SET PROBLEM. Find every line in the records below that contains the string "通信中断", and copy each of those lines in full.

INPUT DATA.
START

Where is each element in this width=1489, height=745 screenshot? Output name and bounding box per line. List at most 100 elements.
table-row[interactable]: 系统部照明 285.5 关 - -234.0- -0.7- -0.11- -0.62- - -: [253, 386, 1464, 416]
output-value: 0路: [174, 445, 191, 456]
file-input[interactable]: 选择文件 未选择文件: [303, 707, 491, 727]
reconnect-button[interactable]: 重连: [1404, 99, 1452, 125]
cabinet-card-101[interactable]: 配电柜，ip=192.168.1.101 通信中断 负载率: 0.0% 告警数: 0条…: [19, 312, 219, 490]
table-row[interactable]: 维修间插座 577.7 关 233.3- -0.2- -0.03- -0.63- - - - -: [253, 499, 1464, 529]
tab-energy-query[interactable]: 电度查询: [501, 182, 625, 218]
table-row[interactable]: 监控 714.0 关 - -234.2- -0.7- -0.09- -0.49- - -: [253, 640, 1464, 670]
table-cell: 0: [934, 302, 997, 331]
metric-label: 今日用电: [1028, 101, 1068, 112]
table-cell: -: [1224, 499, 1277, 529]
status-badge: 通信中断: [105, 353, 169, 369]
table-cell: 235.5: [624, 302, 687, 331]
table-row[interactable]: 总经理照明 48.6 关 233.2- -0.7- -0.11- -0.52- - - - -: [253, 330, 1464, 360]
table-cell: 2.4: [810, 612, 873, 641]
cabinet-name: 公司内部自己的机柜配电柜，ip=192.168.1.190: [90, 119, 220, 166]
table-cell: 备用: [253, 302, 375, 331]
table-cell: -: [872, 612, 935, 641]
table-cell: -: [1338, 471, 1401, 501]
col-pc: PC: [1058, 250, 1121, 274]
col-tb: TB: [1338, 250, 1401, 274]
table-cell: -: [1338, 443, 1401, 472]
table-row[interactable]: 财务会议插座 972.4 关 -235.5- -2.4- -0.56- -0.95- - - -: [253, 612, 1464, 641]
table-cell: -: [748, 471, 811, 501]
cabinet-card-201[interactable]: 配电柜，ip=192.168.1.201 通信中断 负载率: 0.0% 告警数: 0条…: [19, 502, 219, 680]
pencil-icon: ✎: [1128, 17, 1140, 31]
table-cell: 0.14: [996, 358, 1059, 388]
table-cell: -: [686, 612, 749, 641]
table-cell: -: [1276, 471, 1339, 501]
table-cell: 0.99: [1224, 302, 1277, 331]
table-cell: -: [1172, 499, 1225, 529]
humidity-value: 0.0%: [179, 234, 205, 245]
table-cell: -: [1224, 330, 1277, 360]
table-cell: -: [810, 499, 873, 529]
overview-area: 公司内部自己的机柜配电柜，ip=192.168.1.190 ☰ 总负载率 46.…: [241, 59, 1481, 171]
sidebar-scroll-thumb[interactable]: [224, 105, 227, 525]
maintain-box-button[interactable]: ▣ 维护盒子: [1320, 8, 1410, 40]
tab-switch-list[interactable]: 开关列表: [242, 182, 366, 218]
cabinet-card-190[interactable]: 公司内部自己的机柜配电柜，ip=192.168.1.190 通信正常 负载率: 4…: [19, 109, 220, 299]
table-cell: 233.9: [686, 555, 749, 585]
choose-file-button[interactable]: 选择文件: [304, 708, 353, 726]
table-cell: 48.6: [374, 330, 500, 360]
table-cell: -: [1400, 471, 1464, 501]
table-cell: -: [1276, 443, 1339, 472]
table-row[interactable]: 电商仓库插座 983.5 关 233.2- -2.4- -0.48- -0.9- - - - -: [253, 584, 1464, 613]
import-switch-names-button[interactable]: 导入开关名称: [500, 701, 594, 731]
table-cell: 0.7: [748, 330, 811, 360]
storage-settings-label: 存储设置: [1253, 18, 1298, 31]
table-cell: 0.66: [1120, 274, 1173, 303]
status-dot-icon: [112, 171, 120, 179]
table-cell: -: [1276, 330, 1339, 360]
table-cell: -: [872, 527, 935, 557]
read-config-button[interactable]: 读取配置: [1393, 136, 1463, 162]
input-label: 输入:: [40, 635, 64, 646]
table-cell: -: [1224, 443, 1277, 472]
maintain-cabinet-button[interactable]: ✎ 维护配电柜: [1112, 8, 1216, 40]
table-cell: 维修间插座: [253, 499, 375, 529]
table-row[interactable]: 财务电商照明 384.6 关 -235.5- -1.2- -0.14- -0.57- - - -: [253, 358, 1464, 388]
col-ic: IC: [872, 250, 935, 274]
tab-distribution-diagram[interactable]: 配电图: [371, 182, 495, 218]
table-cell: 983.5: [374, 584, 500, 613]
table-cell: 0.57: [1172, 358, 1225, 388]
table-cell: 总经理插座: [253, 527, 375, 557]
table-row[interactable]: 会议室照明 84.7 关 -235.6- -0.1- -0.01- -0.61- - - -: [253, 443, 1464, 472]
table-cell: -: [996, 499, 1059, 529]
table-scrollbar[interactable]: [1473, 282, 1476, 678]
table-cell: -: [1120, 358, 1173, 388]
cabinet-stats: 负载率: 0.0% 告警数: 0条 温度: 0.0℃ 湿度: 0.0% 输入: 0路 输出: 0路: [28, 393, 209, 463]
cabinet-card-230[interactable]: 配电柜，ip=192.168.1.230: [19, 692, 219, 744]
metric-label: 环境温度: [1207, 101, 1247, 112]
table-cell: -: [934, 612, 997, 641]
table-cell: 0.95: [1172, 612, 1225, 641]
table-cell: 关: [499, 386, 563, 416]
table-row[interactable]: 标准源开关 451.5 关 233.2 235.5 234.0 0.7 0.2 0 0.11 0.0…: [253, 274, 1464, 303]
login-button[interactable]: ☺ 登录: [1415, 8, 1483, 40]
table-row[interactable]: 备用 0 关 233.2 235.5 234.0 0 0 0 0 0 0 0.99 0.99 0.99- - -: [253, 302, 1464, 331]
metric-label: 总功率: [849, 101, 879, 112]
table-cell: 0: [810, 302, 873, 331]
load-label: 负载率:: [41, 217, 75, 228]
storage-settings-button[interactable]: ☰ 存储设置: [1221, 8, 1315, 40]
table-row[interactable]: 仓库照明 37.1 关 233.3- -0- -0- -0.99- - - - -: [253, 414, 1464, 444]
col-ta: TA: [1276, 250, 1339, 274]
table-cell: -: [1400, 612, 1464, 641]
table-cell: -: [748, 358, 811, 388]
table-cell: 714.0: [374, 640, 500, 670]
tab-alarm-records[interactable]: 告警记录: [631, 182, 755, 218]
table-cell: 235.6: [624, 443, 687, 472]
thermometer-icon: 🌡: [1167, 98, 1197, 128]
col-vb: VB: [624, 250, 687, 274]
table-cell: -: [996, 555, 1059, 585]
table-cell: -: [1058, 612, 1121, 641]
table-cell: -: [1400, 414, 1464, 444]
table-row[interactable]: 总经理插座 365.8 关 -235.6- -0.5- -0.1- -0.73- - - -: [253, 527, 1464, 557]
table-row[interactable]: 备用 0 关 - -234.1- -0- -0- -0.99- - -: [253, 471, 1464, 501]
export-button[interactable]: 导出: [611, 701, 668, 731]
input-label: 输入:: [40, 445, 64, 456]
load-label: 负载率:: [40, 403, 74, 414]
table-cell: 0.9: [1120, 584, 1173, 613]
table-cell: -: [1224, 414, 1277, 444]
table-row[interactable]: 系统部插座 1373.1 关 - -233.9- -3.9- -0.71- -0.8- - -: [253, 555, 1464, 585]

END

WORKED ANSWER.
cabinet-card-101[interactable]: 配电柜，ip=192.168.1.101 通信中断 负载率: 0.0% 告警数: 0条…: [19, 312, 219, 490]
status-badge: 通信中断: [105, 353, 169, 369]
cabinet-card-201[interactable]: 配电柜，ip=192.168.1.201 通信中断 负载率: 0.0% 告警数: 0条…: [19, 502, 219, 680]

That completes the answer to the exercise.